▶ _Exercise description_
Transcribe every line of the records verbatim.
#### Source records ####
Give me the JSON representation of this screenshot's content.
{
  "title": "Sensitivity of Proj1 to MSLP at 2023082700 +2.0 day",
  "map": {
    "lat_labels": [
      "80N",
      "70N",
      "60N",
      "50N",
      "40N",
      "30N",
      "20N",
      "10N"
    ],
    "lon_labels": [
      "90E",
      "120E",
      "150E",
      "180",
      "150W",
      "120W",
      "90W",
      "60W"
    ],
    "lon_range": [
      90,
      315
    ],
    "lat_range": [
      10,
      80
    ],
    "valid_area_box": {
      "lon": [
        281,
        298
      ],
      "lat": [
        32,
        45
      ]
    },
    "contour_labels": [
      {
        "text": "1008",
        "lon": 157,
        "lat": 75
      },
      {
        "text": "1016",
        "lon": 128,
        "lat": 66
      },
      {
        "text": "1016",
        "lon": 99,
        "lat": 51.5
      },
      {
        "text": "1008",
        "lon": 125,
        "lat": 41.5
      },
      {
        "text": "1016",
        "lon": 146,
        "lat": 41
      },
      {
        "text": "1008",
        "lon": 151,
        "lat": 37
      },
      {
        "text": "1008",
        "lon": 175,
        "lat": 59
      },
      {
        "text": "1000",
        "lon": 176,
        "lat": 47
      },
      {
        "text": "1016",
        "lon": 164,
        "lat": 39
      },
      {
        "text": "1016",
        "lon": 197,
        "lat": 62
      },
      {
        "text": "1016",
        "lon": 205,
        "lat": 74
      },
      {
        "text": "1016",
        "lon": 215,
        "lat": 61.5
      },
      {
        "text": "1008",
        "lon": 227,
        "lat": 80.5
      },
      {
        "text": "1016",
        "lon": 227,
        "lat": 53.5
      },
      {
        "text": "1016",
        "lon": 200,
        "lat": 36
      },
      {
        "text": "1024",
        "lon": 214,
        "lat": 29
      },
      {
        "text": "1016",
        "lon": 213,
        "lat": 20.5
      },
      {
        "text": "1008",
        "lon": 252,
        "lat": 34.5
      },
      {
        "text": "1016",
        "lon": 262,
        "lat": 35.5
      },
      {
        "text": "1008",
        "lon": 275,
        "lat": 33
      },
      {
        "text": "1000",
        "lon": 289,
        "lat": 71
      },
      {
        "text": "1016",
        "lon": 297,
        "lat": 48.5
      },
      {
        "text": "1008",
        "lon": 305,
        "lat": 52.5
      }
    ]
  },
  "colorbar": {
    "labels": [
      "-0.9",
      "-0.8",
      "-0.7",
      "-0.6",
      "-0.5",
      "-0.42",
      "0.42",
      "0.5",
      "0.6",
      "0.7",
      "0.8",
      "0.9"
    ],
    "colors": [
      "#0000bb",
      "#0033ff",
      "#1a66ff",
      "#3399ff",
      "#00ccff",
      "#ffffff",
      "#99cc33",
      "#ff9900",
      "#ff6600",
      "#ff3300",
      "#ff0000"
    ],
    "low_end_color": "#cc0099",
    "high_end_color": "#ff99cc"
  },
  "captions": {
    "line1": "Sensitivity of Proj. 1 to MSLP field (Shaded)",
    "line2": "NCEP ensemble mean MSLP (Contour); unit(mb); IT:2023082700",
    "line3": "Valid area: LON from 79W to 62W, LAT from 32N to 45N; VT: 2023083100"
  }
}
####
▶ _Response below_
Give me the JSON representation of this screenshot's content.
{
  "title": "Sensitivity of Proj1 to MSLP at 2023082700 +2.0 day",
  "map": {
    "lat_labels": [
      "80N",
      "70N",
      "60N",
      "50N",
      "40N",
      "30N",
      "20N",
      "10N"
    ],
    "lon_labels": [
      "90E",
      "120E",
      "150E",
      "180",
      "150W",
      "120W",
      "90W",
      "60W"
    ],
    "lon_range": [
      90,
      315
    ],
    "lat_range": [
      10,
      80
    ],
    "valid_area_box": {
      "lon": [
        281,
        298
      ],
      "lat": [
        32,
        45
      ]
    },
    "contour_labels": [
      {
        "text": "1008",
        "lon": 157,
        "lat": 75
      },
      {
        "text": "1016",
        "lon": 128,
        "lat": 66
      },
      {
        "text": "1016",
        "lon": 99,
        "lat": 51.5
      },
      {
        "text": "1008",
        "lon": 125,
        "lat": 41.5
      },
      {
        "text": "1016",
        "lon": 146,
        "lat": 41
      },
      {
        "text": "1008",
        "lon": 151,
        "lat": 37
      },
      {
        "text": "1008",
        "lon": 175,
        "lat": 59
      },
      {
        "text": "1000",
        "lon": 176,
        "lat": 47
      },
      {
        "text": "1016",
        "lon": 164,
        "lat": 39
      },
      {
        "text": "1016",
        "lon": 197,
        "lat": 62
      },
      {
        "text": "1016",
        "lon": 205,
        "lat": 74
      },
      {
        "text": "1016",
        "lon": 215,
        "lat": 61.5
      },
      {
        "text": "1008",
        "lon": 227,
        "lat": 80.5
      },
      {
        "text": "1016",
        "lon": 227,
        "lat": 53.5
      },
      {
        "text": "1016",
        "lon": 200,
        "lat": 36
      },
      {
        "text": "1024",
        "lon": 214,
        "lat": 29
      },
      {
        "text": "1016",
        "lon": 213,
        "lat": 20.5
      },
      {
        "text": "1008",
        "lon": 252,
        "lat": 34.5
      },
      {
        "text": "1016",
        "lon": 262,
        "lat": 35.5
      },
      {
        "text": "1008",
        "lon": 275,
        "lat": 33
      },
      {
        "text": "1000",
        "lon": 289,
        "lat": 71
      },
      {
        "text": "1016",
        "lon": 297,
        "lat": 48.5
      },
      {
        "text": "1008",
        "lon": 305,
        "lat": 52.5
      }
    ]
  },
  "colorbar": {
    "labels": [
      "-0.9",
      "-0.8",
      "-0.7",
      "-0.6",
      "-0.5",
      "-0.42",
      "0.42",
      "0.5",
      "0.6",
      "0.7",
      "0.8",
      "0.9"
    ],
    "colors": [
      "#0000bb",
      "#0033ff",
      "#1a66ff",
      "#3399ff",
      "#00ccff",
      "#ffffff",
      "#99cc33",
      "#ff9900",
      "#ff6600",
      "#ff3300",
      "#ff0000"
    ],
    "low_end_color": "#cc0099",
    "high_end_color": "#ff99cc"
  },
  "captions": {
    "line1": "Sensitivity of Proj. 1 to MSLP field (Shaded)",
    "line2": "NCEP ensemble mean MSLP (Contour); unit(mb); IT:2023082700",
    "line3": "Valid area: LON from 79W to 62W, LAT from 32N to 45N; VT: 2023083100"
  }
}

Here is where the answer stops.